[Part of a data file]
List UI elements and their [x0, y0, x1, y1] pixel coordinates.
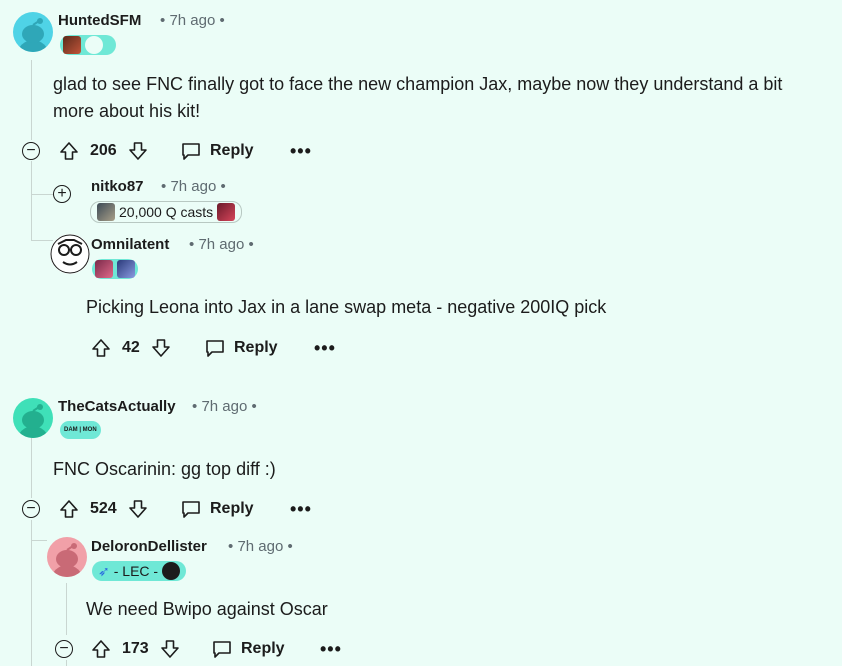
comment-timestamp: • 7h ago • [161, 178, 226, 195]
collapse-thread-button[interactable]: − [22, 500, 40, 518]
flair-champion-icon [217, 203, 236, 221]
comment-username[interactable]: Omnilatent [91, 236, 169, 253]
vote-count: 173 [122, 640, 149, 657]
thread-line [31, 520, 32, 666]
downvote-icon[interactable] [159, 638, 181, 660]
reply-button[interactable]: Reply [180, 141, 254, 161]
vote-count: 524 [90, 500, 117, 517]
thread-connector [31, 240, 53, 241]
comment-username[interactable]: TheCatsActually [58, 398, 176, 415]
comment-username[interactable]: nitko87 [91, 178, 144, 195]
downvote-icon[interactable] [127, 140, 149, 162]
comment-timestamp: • 7h ago • [189, 236, 254, 253]
reply-button[interactable]: Reply [204, 338, 278, 358]
vote-bar: 524 [58, 498, 149, 520]
avatar[interactable] [13, 398, 53, 438]
thread-line [31, 60, 32, 140]
reply-icon [182, 143, 200, 160]
upvote-icon[interactable] [58, 498, 80, 520]
thread-line [31, 218, 32, 240]
avatar[interactable] [13, 12, 53, 52]
vote-bar: 173 [90, 638, 181, 660]
flair-champion-icon [63, 36, 81, 54]
downvote-icon[interactable] [150, 337, 172, 359]
reply-icon [213, 641, 231, 658]
flair-champion-icon [97, 203, 115, 221]
flair-dragon-icon: ➶ [98, 562, 110, 579]
user-flair [60, 35, 116, 55]
collapse-thread-button[interactable]: − [55, 640, 73, 658]
comment-username[interactable]: HuntedSFM [58, 12, 141, 29]
vote-bar: 206 [58, 140, 149, 162]
thread-connector [31, 540, 47, 541]
upvote-icon[interactable] [90, 638, 112, 660]
comment-body: glad to see FNC finally got to face the … [53, 74, 783, 121]
flair-team-logo-icon [162, 562, 181, 580]
comment-body: FNC Oscarinin: gg top diff :) [53, 459, 276, 479]
comment-timestamp: • 7h ago • [192, 398, 257, 415]
thread-line [31, 161, 32, 218]
collapse-thread-button[interactable]: − [22, 142, 40, 160]
downvote-icon[interactable] [127, 498, 149, 520]
flair-emote-icon [85, 36, 103, 54]
vote-count: 206 [90, 142, 117, 159]
comment-timestamp: • 7h ago • [160, 12, 225, 29]
thread-line [66, 583, 67, 635]
user-flair: ➶ - LEC - [92, 561, 187, 581]
more-options-button[interactable]: ••• [320, 639, 342, 660]
comment-body: We need Bwipo against Oscar [86, 599, 328, 619]
vote-count: 42 [122, 339, 140, 356]
user-flair: 20,000 Q casts [90, 201, 243, 223]
avatar[interactable] [50, 234, 90, 274]
flair-champion-icon [117, 260, 135, 278]
user-flair [92, 259, 138, 279]
expand-thread-button[interactable]: + [53, 185, 71, 203]
comment-timestamp: • 7h ago • [228, 538, 293, 555]
avatar[interactable] [47, 537, 87, 577]
thread-connector [31, 194, 53, 195]
reply-icon [206, 340, 224, 357]
thread-line [31, 435, 32, 498]
more-options-button[interactable]: ••• [290, 141, 312, 162]
flair-champion-icon [95, 260, 113, 278]
more-options-button[interactable]: ••• [290, 499, 312, 520]
thread-line [66, 660, 67, 666]
upvote-icon[interactable] [90, 337, 112, 359]
upvote-icon[interactable] [58, 140, 80, 162]
user-flair: DAM | MON [60, 421, 101, 439]
more-options-button[interactable]: ••• [314, 338, 336, 359]
reply-button[interactable]: Reply [180, 499, 254, 519]
vote-bar: 42 [90, 337, 172, 359]
comment-username[interactable]: DeloronDellister [91, 538, 207, 555]
comment-body: Picking Leona into Jax in a lane swap me… [86, 297, 607, 317]
reply-icon [182, 501, 200, 518]
reply-button[interactable]: Reply [211, 639, 285, 659]
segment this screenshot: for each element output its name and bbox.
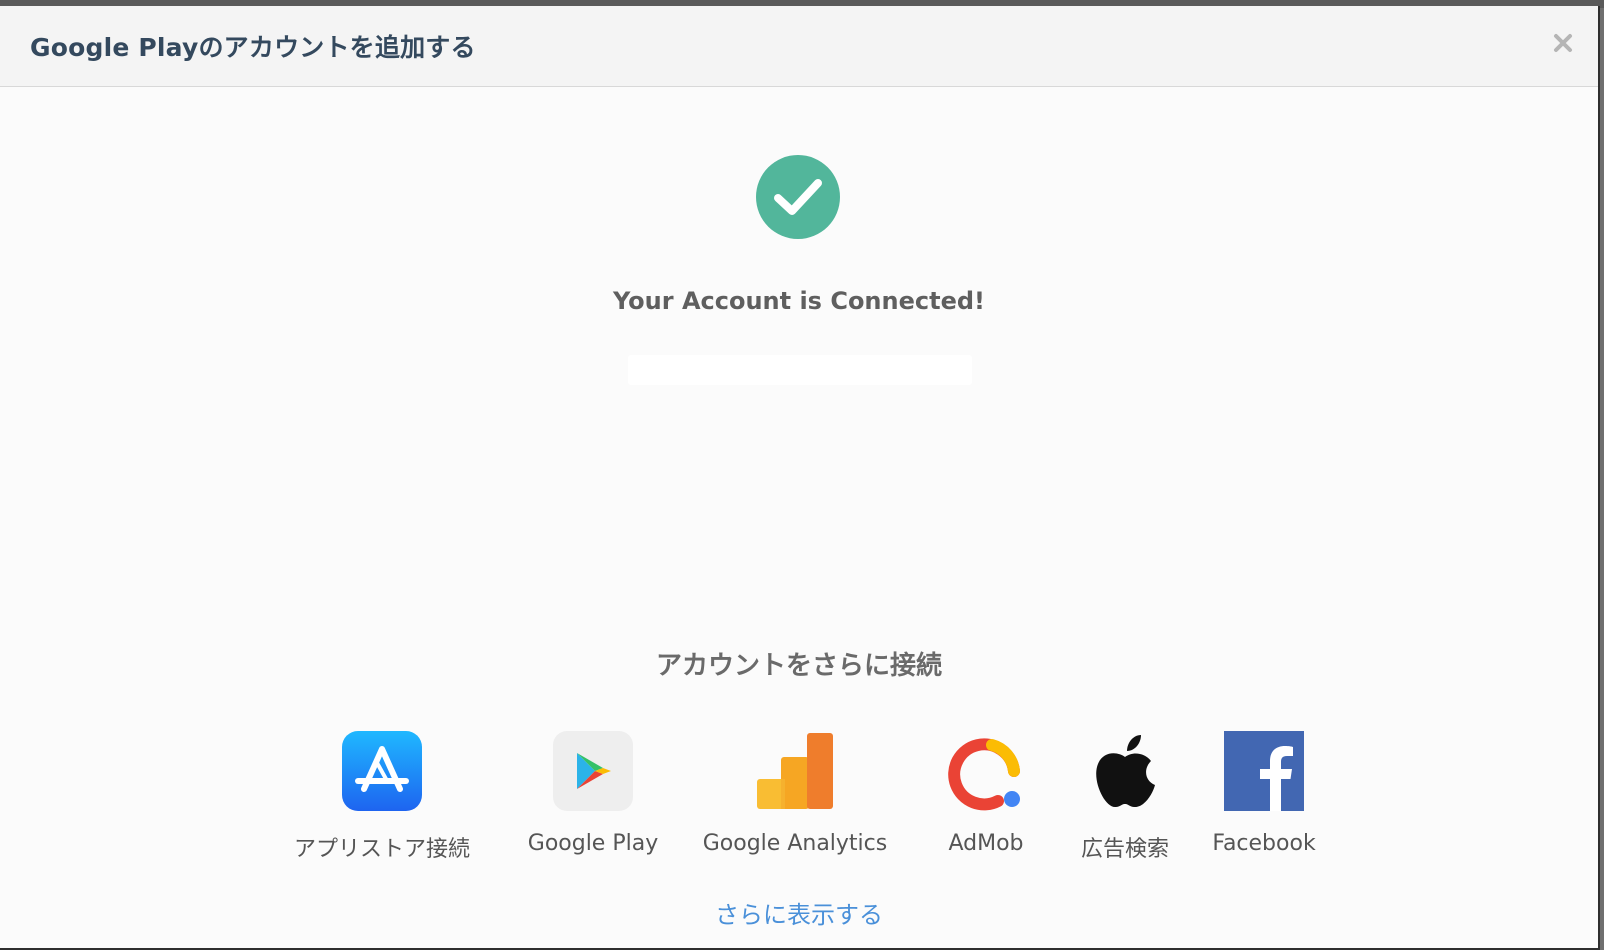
google-play-icon	[553, 731, 633, 811]
service-label: Google Play	[527, 831, 659, 856]
check-circle-icon	[756, 155, 840, 239]
close-icon	[1554, 34, 1572, 52]
service-label: Facebook	[1212, 831, 1316, 856]
connected-account-field	[628, 355, 972, 385]
apple-icon	[1096, 735, 1155, 807]
modal-title: Google Playのアカウントを追加する	[30, 33, 476, 62]
service-label: アプリストア接続	[293, 837, 470, 862]
google-analytics-icon	[757, 733, 833, 809]
admob-icon	[948, 738, 1020, 811]
facebook-icon	[1224, 731, 1304, 811]
app-store-icon	[342, 731, 422, 811]
more-accounts-heading: アカウントをさらに接続	[655, 651, 942, 681]
service-label: 広告検索	[1080, 837, 1169, 862]
service-label: AdMob	[948, 831, 1024, 856]
show-more-link[interactable]: さらに表示する	[0, 895, 1598, 930]
service-label: Google Analytics	[702, 831, 888, 856]
modal-header: Google Playのアカウントを追加する	[0, 6, 1598, 87]
close-button[interactable]	[1550, 30, 1576, 56]
add-account-modal: Google Playのアカウントを追加する Your Account is C…	[0, 6, 1600, 950]
connected-message: Your Account is Connected!	[613, 287, 985, 315]
modal-body: Your Account is Connected! アカウントをさらに接続 ア…	[0, 87, 1598, 948]
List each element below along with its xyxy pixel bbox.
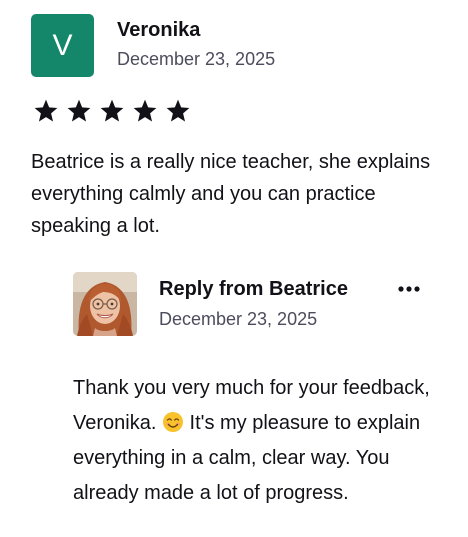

(WHAT YOU ARE ASKED TO DO) Pull every line from the records above and reproduce each one unchanged, omitting the pictures.

(ANSWER TO THE PROBLEM)
List UI elements and their [x0, y0, x1, y1] pixel coordinates.
comment-timestamp: • 7h ago • [161, 178, 226, 195]
collapse-thread-button[interactable]: − [22, 500, 40, 518]
flair-champion-icon [217, 203, 236, 221]
comment-username[interactable]: Omnilatent [91, 236, 169, 253]
vote-count: 173 [122, 640, 149, 657]
thread-line [31, 520, 32, 666]
downvote-icon[interactable] [159, 638, 181, 660]
reply-button[interactable]: Reply [180, 141, 254, 161]
vote-count: 524 [90, 500, 117, 517]
thread-connector [31, 240, 53, 241]
comment-username[interactable]: TheCatsActually [58, 398, 176, 415]
comment-username[interactable]: nitko87 [91, 178, 144, 195]
downvote-icon[interactable] [127, 140, 149, 162]
comment-timestamp: • 7h ago • [189, 236, 254, 253]
reply-button[interactable]: Reply [204, 338, 278, 358]
vote-bar: 524 [58, 498, 149, 520]
avatar[interactable] [13, 398, 53, 438]
thread-line [31, 60, 32, 140]
reply-icon [182, 143, 200, 160]
upvote-icon[interactable] [58, 498, 80, 520]
thread-line [31, 218, 32, 240]
avatar[interactable] [13, 12, 53, 52]
vote-bar: 173 [90, 638, 181, 660]
flair-champion-icon [63, 36, 81, 54]
downvote-icon[interactable] [150, 337, 172, 359]
reply-icon [213, 641, 231, 658]
flair-champion-icon [97, 203, 115, 221]
flair-dragon-icon: ➶ [98, 562, 110, 579]
user-flair [60, 35, 116, 55]
collapse-thread-button[interactable]: − [55, 640, 73, 658]
comment-username[interactable]: HuntedSFM [58, 12, 141, 29]
vote-bar: 206 [58, 140, 149, 162]
thread-connector [31, 540, 47, 541]
upvote-icon[interactable] [90, 638, 112, 660]
comment-body: glad to see FNC finally got to face the … [53, 74, 783, 121]
flair-team-logo-icon [162, 562, 181, 580]
comment-body: FNC Oscarinin: gg top diff :) [53, 459, 276, 479]
comment-timestamp: • 7h ago • [192, 398, 257, 415]
thread-line [31, 161, 32, 218]
collapse-thread-button[interactable]: − [22, 142, 40, 160]
downvote-icon[interactable] [127, 498, 149, 520]
flair-emote-icon [85, 36, 103, 54]
vote-count: 206 [90, 142, 117, 159]
comment-timestamp: • 7h ago • [160, 12, 225, 29]
thread-line [66, 583, 67, 635]
user-flair: ➶ - LEC - [92, 561, 187, 581]
more-options-button[interactable]: ••• [320, 639, 342, 660]
comment-body: We need Bwipo against Oscar [86, 599, 328, 619]
vote-count: 42 [122, 339, 140, 356]
user-flair: 20,000 Q casts [90, 201, 243, 223]
avatar[interactable] [50, 234, 90, 274]
flair-champion-icon [117, 260, 135, 278]
user-flair [92, 259, 138, 279]
expand-thread-button[interactable]: + [53, 185, 71, 203]
comment-timestamp: • 7h ago • [228, 538, 293, 555]
avatar[interactable] [47, 537, 87, 577]
thread-connector [31, 194, 53, 195]
reply-icon [206, 340, 224, 357]
thread-line [31, 435, 32, 498]
more-options-button[interactable]: ••• [290, 141, 312, 162]
flair-champion-icon [95, 260, 113, 278]
more-options-button[interactable]: ••• [290, 499, 312, 520]
thread-line [66, 660, 67, 666]
upvote-icon[interactable] [90, 337, 112, 359]
upvote-icon[interactable] [58, 140, 80, 162]
user-flair: DAM | MON [60, 421, 101, 439]
more-options-button[interactable]: ••• [314, 338, 336, 359]
reply-button[interactable]: Reply [180, 499, 254, 519]
vote-bar: 42 [90, 337, 172, 359]
comment-username[interactable]: DeloronDellister [91, 538, 207, 555]
comment-body: Picking Leona into Jax in a lane swap me… [86, 297, 607, 317]
reply-icon [182, 501, 200, 518]
reply-button[interactable]: Reply [211, 639, 285, 659]
segment this screenshot: for each element output its name and bbox.
google-play-icon	[553, 731, 633, 811]
service-label: Google Play	[527, 831, 659, 856]
check-circle-icon	[756, 155, 840, 239]
close-icon	[1554, 34, 1572, 52]
service-label: Facebook	[1212, 831, 1316, 856]
connected-account-field	[628, 355, 972, 385]
apple-icon	[1096, 735, 1155, 807]
modal-title: Google Playのアカウントを追加する	[30, 33, 476, 62]
service-label: アプリストア接続	[293, 837, 470, 862]
google-analytics-icon	[757, 733, 833, 809]
admob-icon	[948, 738, 1020, 811]
facebook-icon	[1224, 731, 1304, 811]
app-store-icon	[342, 731, 422, 811]
more-accounts-heading: アカウントをさらに接続	[655, 651, 942, 681]
service-label: 広告検索	[1080, 837, 1169, 862]
service-label: AdMob	[948, 831, 1024, 856]
show-more-link[interactable]: さらに表示する	[0, 895, 1598, 930]
service-label: Google Analytics	[702, 831, 888, 856]
modal-header: Google Playのアカウントを追加する	[0, 6, 1598, 87]
close-button[interactable]	[1550, 30, 1576, 56]
add-account-modal: Google Playのアカウントを追加する Your Account is C…	[0, 6, 1600, 950]
connected-message: Your Account is Connected!	[613, 287, 985, 315]
modal-body: Your Account is Connected! アカウントをさらに接続 ア…	[0, 87, 1598, 948]
List each element below along with its xyxy pixel bbox.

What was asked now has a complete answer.